Required work:
Repeat every record exactly, but keep images out of the copy.

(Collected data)
- - - - - - -
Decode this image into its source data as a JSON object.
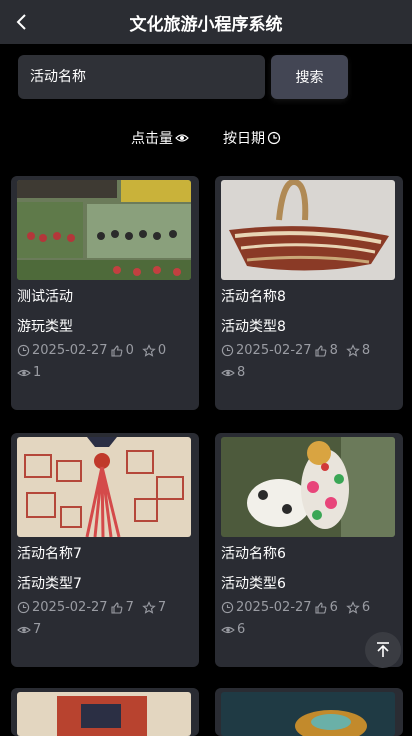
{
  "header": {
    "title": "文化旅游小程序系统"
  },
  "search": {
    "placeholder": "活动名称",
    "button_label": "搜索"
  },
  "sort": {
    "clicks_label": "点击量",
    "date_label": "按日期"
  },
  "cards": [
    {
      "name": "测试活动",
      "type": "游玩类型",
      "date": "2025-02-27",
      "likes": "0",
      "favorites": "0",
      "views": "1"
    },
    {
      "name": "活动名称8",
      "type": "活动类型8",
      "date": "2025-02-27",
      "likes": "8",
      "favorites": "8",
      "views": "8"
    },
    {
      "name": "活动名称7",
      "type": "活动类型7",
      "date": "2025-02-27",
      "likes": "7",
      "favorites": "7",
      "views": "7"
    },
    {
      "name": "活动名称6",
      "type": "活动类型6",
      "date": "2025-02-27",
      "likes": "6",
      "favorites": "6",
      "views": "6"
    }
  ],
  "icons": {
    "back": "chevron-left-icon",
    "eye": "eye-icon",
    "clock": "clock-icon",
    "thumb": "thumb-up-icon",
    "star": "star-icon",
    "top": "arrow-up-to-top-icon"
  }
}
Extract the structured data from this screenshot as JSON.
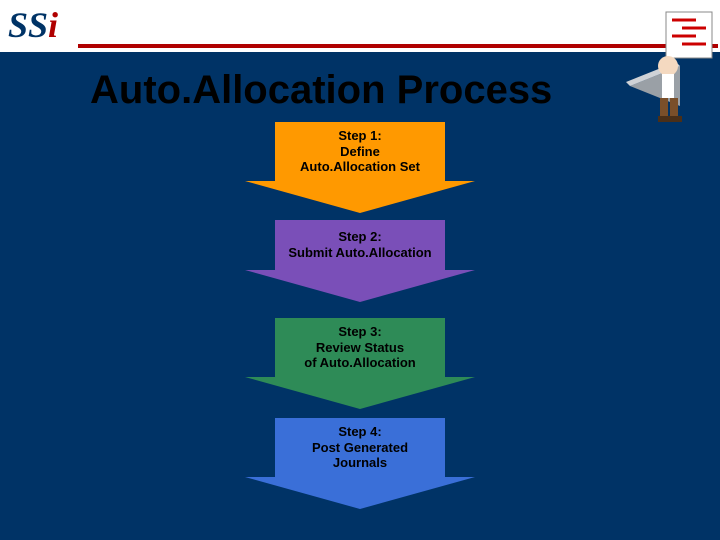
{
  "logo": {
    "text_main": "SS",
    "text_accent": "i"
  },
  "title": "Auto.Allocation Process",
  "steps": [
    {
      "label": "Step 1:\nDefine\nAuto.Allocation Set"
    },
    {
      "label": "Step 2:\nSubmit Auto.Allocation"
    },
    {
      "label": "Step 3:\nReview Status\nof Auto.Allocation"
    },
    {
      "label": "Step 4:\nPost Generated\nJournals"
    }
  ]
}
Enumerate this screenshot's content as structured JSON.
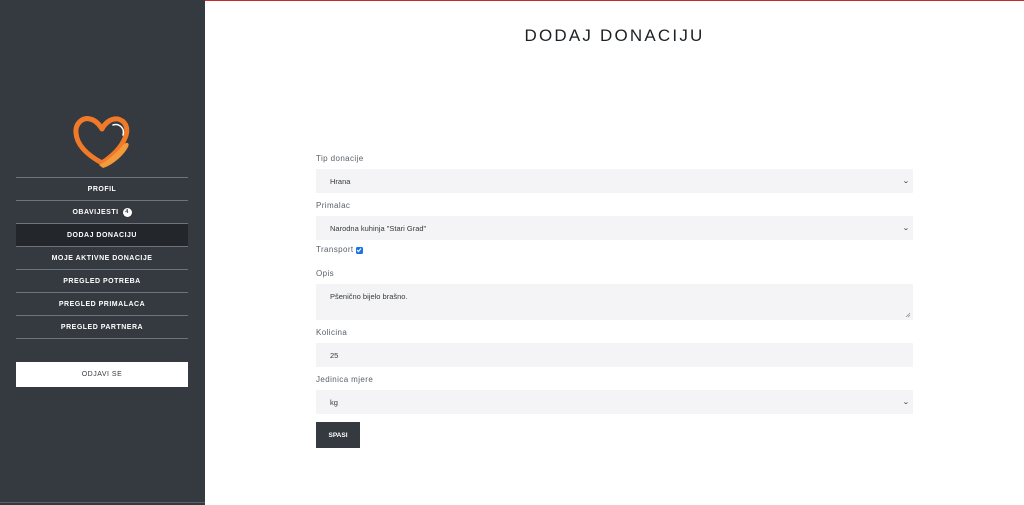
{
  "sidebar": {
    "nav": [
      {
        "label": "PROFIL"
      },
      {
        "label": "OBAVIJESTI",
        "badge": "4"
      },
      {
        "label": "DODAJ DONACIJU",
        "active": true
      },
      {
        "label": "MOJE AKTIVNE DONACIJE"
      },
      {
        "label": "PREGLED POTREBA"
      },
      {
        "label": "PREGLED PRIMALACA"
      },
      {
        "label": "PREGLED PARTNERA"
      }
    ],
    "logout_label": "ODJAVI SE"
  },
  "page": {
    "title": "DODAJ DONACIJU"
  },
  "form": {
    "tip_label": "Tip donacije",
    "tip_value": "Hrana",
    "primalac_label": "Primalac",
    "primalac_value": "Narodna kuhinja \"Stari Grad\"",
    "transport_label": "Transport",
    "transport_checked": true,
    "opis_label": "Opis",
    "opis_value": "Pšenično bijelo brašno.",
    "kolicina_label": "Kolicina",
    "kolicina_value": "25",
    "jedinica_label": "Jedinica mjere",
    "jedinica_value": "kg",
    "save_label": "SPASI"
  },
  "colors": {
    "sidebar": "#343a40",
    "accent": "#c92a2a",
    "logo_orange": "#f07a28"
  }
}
- - - - - - -
In response:
Decode this image into its source data as a JSON object.
{
  "header": {
    "title": "文化旅游小程序系统"
  },
  "search": {
    "placeholder": "活动名称",
    "button_label": "搜索"
  },
  "sort": {
    "clicks_label": "点击量",
    "date_label": "按日期"
  },
  "cards": [
    {
      "name": "测试活动",
      "type": "游玩类型",
      "date": "2025-02-27",
      "likes": "0",
      "favorites": "0",
      "views": "1"
    },
    {
      "name": "活动名称8",
      "type": "活动类型8",
      "date": "2025-02-27",
      "likes": "8",
      "favorites": "8",
      "views": "8"
    },
    {
      "name": "活动名称7",
      "type": "活动类型7",
      "date": "2025-02-27",
      "likes": "7",
      "favorites": "7",
      "views": "7"
    },
    {
      "name": "活动名称6",
      "type": "活动类型6",
      "date": "2025-02-27",
      "likes": "6",
      "favorites": "6",
      "views": "6"
    }
  ],
  "icons": {
    "back": "chevron-left-icon",
    "eye": "eye-icon",
    "clock": "clock-icon",
    "thumb": "thumb-up-icon",
    "star": "star-icon",
    "top": "arrow-up-to-top-icon"
  }
}
Extract the structured data from this screenshot as JSON.
{
  "logo": {
    "text_main": "SS",
    "text_accent": "i"
  },
  "title": "Auto.Allocation Process",
  "steps": [
    {
      "label": "Step 1:\nDefine\nAuto.Allocation Set"
    },
    {
      "label": "Step 2:\nSubmit Auto.Allocation"
    },
    {
      "label": "Step 3:\nReview Status\nof Auto.Allocation"
    },
    {
      "label": "Step 4:\nPost Generated\nJournals"
    }
  ]
}
Enumerate this screenshot's content as structured JSON.
{
  "sidebar": {
    "nav": [
      {
        "label": "PROFIL"
      },
      {
        "label": "OBAVIJESTI",
        "badge": "4"
      },
      {
        "label": "DODAJ DONACIJU",
        "active": true
      },
      {
        "label": "MOJE AKTIVNE DONACIJE"
      },
      {
        "label": "PREGLED POTREBA"
      },
      {
        "label": "PREGLED PRIMALACA"
      },
      {
        "label": "PREGLED PARTNERA"
      }
    ],
    "logout_label": "ODJAVI SE"
  },
  "page": {
    "title": "DODAJ DONACIJU"
  },
  "form": {
    "tip_label": "Tip donacije",
    "tip_value": "Hrana",
    "primalac_label": "Primalac",
    "primalac_value": "Narodna kuhinja \"Stari Grad\"",
    "transport_label": "Transport",
    "transport_checked": true,
    "opis_label": "Opis",
    "opis_value": "Pšenično bijelo brašno.",
    "kolicina_label": "Kolicina",
    "kolicina_value": "25",
    "jedinica_label": "Jedinica mjere",
    "jedinica_value": "kg",
    "save_label": "SPASI"
  },
  "colors": {
    "sidebar": "#343a40",
    "accent": "#c92a2a",
    "logo_orange": "#f07a28"
  }
}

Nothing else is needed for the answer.